>> begin Input for this task

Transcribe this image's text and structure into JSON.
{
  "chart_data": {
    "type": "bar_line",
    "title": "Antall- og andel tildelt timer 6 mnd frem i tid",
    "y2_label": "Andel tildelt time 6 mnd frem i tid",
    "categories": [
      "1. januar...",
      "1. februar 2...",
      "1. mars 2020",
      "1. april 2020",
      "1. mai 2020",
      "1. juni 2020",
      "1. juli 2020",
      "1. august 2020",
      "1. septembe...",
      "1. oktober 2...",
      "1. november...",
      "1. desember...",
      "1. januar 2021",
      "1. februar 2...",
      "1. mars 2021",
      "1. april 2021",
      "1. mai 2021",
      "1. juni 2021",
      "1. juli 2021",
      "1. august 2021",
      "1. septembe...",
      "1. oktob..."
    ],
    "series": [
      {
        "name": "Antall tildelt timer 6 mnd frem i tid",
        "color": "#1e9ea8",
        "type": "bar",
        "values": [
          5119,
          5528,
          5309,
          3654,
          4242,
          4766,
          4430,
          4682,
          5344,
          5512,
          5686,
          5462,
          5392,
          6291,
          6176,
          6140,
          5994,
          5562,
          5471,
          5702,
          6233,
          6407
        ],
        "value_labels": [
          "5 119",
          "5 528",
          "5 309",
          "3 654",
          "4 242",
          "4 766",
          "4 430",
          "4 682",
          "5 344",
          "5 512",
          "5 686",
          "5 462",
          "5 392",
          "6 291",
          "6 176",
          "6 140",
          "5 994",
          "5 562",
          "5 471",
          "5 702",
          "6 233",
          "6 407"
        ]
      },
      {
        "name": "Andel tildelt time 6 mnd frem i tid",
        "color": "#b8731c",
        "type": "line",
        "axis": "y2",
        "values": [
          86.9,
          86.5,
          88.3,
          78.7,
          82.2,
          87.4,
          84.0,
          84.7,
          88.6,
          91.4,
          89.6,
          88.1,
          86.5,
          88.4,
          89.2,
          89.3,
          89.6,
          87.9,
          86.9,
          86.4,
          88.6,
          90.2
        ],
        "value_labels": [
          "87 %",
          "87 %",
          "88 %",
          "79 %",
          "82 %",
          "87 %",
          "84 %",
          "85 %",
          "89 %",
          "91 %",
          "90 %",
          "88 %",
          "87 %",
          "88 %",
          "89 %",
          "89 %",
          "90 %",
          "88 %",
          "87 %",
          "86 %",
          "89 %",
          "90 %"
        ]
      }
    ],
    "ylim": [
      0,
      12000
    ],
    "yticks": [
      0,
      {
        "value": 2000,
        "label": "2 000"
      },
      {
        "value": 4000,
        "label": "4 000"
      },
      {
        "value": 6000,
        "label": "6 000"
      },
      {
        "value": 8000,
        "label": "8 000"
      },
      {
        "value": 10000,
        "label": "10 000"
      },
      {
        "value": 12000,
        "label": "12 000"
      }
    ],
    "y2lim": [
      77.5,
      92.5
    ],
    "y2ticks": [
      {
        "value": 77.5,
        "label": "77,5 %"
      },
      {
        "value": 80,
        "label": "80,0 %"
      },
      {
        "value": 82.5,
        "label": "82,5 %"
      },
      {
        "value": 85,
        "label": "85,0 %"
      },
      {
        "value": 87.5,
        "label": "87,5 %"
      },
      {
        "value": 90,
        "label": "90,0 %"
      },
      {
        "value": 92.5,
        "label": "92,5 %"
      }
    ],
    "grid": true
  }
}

>> end Input for this task

Exercise brief
Find the number of lines in which the word "timer" occurs, and write nothing but that number.

Task solution
2